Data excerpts
┌──
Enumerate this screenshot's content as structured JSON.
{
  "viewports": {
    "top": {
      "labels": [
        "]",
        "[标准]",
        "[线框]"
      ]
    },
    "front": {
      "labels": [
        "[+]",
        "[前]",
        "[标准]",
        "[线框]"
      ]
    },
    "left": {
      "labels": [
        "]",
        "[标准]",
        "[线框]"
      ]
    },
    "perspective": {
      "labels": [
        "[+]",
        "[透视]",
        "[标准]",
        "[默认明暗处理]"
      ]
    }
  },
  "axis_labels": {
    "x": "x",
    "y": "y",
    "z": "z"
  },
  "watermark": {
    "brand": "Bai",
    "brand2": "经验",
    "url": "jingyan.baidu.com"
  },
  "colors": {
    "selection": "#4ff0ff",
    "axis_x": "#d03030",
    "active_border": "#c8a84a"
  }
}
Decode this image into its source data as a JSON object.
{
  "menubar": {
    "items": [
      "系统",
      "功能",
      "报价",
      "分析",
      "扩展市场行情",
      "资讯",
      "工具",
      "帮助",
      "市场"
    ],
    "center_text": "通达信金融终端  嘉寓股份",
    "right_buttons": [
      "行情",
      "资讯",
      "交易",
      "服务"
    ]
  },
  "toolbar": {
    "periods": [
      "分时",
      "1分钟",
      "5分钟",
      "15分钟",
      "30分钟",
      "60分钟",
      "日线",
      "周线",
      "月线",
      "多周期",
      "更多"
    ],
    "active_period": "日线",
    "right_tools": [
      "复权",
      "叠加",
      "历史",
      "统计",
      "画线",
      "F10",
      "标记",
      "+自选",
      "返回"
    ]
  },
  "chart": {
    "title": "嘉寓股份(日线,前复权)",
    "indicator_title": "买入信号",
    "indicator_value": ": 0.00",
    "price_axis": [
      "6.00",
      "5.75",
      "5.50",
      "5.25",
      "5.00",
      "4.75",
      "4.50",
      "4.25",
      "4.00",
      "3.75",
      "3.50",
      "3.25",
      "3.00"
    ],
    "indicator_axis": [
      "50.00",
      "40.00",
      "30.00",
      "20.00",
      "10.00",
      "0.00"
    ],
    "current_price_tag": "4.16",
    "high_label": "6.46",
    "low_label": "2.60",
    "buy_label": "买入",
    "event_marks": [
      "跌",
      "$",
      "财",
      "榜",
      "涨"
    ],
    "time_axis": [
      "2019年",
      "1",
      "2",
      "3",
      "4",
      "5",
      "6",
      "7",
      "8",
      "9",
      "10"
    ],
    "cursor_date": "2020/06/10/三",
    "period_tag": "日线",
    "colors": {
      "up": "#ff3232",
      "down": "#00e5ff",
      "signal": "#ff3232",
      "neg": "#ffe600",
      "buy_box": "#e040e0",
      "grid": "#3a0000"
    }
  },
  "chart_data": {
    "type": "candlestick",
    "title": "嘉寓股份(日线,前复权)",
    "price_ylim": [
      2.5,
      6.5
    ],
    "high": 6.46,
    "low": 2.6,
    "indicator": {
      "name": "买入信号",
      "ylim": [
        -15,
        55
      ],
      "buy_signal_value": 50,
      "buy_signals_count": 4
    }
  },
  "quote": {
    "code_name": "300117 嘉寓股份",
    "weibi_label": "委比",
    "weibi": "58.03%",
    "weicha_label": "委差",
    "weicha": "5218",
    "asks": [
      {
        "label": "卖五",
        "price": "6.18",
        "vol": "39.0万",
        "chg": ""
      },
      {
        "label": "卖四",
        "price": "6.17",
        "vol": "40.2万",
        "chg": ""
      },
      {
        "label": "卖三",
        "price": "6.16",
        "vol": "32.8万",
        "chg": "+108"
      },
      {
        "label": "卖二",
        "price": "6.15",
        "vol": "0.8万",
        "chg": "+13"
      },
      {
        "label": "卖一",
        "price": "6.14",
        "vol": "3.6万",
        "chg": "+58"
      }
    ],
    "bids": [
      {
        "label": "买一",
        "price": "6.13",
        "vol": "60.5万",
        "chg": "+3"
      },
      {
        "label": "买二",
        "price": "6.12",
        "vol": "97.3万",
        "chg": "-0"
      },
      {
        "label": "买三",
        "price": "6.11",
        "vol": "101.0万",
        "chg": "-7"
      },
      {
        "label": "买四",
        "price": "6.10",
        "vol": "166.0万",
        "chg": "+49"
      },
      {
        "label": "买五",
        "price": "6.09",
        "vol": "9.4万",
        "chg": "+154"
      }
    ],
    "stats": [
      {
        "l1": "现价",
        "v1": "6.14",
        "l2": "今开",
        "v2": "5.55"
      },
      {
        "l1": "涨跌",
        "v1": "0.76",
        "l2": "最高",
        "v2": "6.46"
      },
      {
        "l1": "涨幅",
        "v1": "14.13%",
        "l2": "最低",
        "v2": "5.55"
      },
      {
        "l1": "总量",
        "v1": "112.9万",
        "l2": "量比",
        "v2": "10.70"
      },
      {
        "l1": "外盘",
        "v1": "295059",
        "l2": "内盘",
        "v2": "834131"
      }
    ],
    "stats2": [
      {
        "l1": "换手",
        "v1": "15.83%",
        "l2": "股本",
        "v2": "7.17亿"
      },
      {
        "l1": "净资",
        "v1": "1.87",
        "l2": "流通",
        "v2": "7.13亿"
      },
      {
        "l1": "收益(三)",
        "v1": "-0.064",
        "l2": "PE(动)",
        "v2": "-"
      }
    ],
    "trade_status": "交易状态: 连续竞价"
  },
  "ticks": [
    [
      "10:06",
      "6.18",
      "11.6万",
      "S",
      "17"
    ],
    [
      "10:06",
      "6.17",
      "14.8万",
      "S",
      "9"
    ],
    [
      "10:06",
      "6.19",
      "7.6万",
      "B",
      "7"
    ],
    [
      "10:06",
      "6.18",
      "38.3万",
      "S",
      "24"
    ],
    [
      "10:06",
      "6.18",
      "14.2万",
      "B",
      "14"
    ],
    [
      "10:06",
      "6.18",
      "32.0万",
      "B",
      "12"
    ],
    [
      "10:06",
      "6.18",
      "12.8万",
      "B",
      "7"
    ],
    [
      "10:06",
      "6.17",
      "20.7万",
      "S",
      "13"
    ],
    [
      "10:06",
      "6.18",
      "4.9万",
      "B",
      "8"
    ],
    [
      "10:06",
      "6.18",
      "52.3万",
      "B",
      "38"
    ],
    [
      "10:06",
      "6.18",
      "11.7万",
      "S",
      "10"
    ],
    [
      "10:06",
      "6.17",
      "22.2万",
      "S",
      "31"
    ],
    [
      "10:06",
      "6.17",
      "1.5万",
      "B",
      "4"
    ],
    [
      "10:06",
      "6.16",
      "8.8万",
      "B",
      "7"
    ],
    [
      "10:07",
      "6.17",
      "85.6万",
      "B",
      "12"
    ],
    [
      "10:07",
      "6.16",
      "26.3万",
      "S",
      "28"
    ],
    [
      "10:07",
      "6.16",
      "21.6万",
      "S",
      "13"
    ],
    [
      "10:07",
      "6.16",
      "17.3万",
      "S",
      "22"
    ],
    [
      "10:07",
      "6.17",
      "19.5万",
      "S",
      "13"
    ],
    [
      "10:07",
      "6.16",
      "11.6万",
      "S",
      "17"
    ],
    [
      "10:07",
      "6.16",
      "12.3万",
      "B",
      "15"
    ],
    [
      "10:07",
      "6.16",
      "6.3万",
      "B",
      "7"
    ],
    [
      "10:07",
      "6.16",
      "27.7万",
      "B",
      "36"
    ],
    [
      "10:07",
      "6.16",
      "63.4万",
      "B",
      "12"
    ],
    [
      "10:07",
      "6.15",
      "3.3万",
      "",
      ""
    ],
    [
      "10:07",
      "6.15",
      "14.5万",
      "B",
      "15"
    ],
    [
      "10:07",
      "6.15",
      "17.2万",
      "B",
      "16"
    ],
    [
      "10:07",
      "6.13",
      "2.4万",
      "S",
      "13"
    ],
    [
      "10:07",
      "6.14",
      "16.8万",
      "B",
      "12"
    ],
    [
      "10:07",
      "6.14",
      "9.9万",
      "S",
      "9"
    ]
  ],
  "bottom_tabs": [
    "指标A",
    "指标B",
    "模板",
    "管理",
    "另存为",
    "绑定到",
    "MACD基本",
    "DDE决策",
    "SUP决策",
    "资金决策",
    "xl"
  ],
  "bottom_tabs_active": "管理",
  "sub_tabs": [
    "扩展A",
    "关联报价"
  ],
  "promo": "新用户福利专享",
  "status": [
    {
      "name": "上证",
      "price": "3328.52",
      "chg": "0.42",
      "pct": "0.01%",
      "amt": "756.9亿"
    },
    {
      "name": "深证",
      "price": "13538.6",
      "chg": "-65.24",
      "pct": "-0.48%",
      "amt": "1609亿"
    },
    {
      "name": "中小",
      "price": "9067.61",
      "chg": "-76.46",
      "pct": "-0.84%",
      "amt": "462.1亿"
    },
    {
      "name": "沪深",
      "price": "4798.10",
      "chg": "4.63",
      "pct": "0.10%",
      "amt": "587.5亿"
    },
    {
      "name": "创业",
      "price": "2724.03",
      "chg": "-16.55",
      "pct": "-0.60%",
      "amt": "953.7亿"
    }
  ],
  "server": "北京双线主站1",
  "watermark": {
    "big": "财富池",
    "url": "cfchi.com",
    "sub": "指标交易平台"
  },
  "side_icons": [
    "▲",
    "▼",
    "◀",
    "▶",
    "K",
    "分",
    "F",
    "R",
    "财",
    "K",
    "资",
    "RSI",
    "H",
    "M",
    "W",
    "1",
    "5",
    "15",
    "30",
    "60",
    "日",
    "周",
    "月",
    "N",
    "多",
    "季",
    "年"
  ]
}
└──
● **Directive**:
Find the word "嘉寓股份" in the data and copy out each line where it turns up.

● **Response**:
    "center_text": "通达信金融终端  嘉寓股份",
    "title": "嘉寓股份(日线,前复权)",
    "title": "嘉寓股份(日线,前复权)",
    "code_name": "300117 嘉寓股份",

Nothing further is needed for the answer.